Task instructions:
Please state how many lines in the records contain the string "start", with no words besides the number.

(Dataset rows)
---

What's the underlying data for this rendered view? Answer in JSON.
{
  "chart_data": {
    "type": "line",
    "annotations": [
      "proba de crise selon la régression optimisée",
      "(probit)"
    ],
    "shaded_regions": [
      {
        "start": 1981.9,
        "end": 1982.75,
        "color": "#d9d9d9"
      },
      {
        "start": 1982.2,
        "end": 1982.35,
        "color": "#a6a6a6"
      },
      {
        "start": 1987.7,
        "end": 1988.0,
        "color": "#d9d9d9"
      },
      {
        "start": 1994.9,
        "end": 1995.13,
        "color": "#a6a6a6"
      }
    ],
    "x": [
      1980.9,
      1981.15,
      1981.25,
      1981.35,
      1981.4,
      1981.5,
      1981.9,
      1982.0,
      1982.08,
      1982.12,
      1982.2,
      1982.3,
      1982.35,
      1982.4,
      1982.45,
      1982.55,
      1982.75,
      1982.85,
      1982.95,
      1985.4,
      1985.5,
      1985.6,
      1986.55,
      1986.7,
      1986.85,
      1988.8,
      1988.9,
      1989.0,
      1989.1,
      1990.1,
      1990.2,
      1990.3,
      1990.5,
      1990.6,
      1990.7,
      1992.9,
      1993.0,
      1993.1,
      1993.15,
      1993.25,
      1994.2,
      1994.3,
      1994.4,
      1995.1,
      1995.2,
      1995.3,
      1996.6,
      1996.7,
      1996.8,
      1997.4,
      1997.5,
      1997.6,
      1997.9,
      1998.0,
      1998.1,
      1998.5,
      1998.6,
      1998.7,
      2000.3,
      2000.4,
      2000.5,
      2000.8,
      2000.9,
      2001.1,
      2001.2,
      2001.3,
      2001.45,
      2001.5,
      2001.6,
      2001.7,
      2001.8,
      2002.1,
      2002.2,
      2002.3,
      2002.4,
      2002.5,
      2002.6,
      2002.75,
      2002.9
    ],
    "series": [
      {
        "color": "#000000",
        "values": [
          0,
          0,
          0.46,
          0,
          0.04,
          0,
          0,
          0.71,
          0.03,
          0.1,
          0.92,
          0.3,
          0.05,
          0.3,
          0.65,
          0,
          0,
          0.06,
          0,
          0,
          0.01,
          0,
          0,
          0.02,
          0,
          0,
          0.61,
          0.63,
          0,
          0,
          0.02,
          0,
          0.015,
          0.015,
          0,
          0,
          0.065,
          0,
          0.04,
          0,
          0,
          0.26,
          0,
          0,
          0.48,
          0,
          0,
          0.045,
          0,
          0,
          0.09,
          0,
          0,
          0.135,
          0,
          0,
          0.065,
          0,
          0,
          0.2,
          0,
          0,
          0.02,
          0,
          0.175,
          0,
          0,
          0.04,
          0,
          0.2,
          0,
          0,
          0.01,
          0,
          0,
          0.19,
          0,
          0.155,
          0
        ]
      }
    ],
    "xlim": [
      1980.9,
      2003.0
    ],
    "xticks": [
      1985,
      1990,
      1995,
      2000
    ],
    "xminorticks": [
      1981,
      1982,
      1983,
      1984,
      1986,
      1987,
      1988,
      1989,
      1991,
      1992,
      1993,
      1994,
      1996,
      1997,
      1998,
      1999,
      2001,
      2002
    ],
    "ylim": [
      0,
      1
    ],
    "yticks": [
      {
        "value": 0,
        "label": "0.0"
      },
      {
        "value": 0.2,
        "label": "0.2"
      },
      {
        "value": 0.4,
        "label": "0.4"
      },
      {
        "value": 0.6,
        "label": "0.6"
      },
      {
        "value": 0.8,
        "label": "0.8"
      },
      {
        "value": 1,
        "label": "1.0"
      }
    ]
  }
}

---

Result of the task:
4